**Task instructions**
1. In the passage about the house sale dispute, condense the paragraph beginning "Several weeks after defendant took possession" into a short list that keeps its main facts.
2. Carry on the passage about the house sale dispute from the point where it stops.

**Page**
□ □ □ □ □

So viewed, the evidence establishes that the house was built by plaintiff on a lot he owned in a subdivision he was developing. For the house's frame, plaintiff used the frame from a "double wide mobile home" that had burned. Plaintiff situated the house on a hillside, supporting the frame by piers of stacked concrete blocks resting on cement footings. Atop the piers, between the concrete blocks and the frame, plaintiff placed "pieces of wood that had been cut out of trees"; consequently, the frame lay on the wood, not on the concrete blocks. When defendant looked at the house before signing the contract, there was no "skirt" between the bottom of the house and the surface of the ground, thus defendant was able to see the concrete block piers. She did not, however, see the wood blocks atop the piers.

There was no carpet on the living room floor, which was made of "particle board" that, according to defendant, "looked like it was new." Defendant quoted plaintiff as saying that the house was new, that he had built it, and that he knew it was built "good and right." Defendant conceded that plaintiff informed her there was no insulation in the living room ceiling. Furthermore, said defendant, she realized she would have to get "underpinning" installed between the bottom of the house and the ground.

Several weeks after defendant took possession, a crack developed around a door where "you can see light around it." Other problems ensued, including (1) a gap at the top of the sliding glass doors at the front of the house, (2) a "separation" in an interior wall between the kitchen and a bedroom, beginning about halfway up the wall and extending to the ceiling, and (3) a separation between the kitchen cabinets and the ceiling.

□ □ □ □ □

**Entries supplied**
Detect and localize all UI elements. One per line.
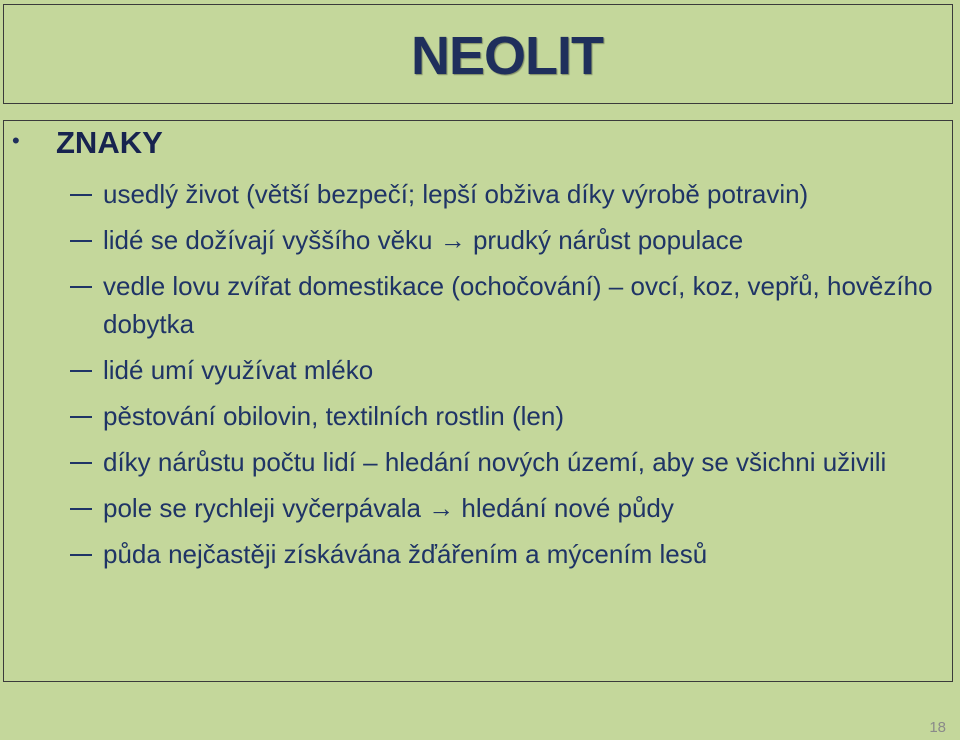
list-item (70, 351, 940, 389)
list-item-text: lidé se dožívají vyššího věku → prudký nárůst populace (103, 225, 744, 255)
dash-icon (70, 462, 92, 464)
dash-icon (70, 194, 92, 196)
list-item (70, 443, 940, 481)
dash-icon (70, 240, 92, 242)
dash-icon (70, 286, 92, 288)
list-item-text: půda nejčastěji získávána žďářením a mýcením lesů (103, 539, 708, 569)
slide-title: NEOLIT (411, 26, 603, 86)
dash-icon (70, 554, 92, 556)
list-item-text: pole se rychleji vyčerpávala → hledání nové půdy (103, 493, 674, 523)
page-number: 18 (929, 719, 946, 736)
list-item-text: pěstování obilovin, textilních rostlin (len) (103, 401, 565, 431)
list-item (70, 397, 940, 435)
content-box (3, 120, 953, 682)
bullet-icon: • (12, 128, 20, 153)
list-item-text: lidé umí využívat mléko (103, 355, 374, 385)
heading-row (12, 125, 163, 161)
list-item (70, 267, 940, 343)
list-item (70, 489, 940, 527)
list-item (70, 221, 940, 259)
list-item-text: usedlý život (větší bezpečí; lepší obživa díky výrobě potravin) (103, 179, 809, 209)
dash-icon (70, 416, 92, 418)
dash-icon (70, 508, 92, 510)
list-item-text: vedle lovu zvířat domestikace (ochočování) – ovcí, koz, vepřů, hovězího dobytka (103, 271, 933, 339)
title-box (3, 4, 953, 104)
list-item (70, 175, 940, 213)
section-heading: ZNAKY (56, 125, 163, 160)
list-item-text: díky nárůstu počtu lidí – hledání nových území, aby se všichni uživili (103, 447, 887, 477)
dash-icon (70, 370, 92, 372)
item-list (70, 175, 940, 581)
list-item (70, 535, 940, 573)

□ □ □ □ □

**Responses to the tasks**
1.
Problems that appeared after defendant took possession:
- Several weeks in, a crack formed around a door, with light visible around it.
- A gap opened at the top of the sliding glass doors at the front of the house.
- An interior wall between the kitchen and a bedroom separated from about halfway up to the ceiling.
- The kitchen cabinets separated from the ceiling.

2.
Additionally, the roof over a back bedroom began "sagging in," and an electric "baseboard heater" in the living room shorted out and "smoked that wall up" when the baseboard shifted, cutting the heater's wiring.

On top of these difficulties, defendant recounted that on three occasions the sewer pipe leading from the trailer to the septic tank had "come apart." Plaintiff's son repaired it twice, but the third time the two sections could not be forced back together thus there was sewage draining under the house.

Defendant's evidence showed that water running down the hillside flowed beneath the house in such volume that it was "washing the foundation out from under it."

James Raymond Roach, a homebuilder with 25 years' experience, testifying as a witness for defendant, explained that he examined the house on February 20, 1985, and concluded that the footings were insufficient to hold the house. Roach could tell that the house had "shifted" because the block piers were tilted, and he had "seen some movements in the beams that was set on the blocks." He noted that the cement footings were sinking into the earth, and that they had not been set below the frost line. This, according to Roach, made the footings susceptible to movement caused by the "thaw and freeze cycle." Erosion from the runoff down the hillside further undermined the footings. It was the instability of the footings that was allowing the house to shift, which was the source of all the trouble.

In Roach's opinion, the pier construction would not have been acceptable to anyone in the construction trades.

Defendant, a widow in her early twenties at the time she signed the agreement, testified she had never before purchased a house, and that she knew nothing about construction.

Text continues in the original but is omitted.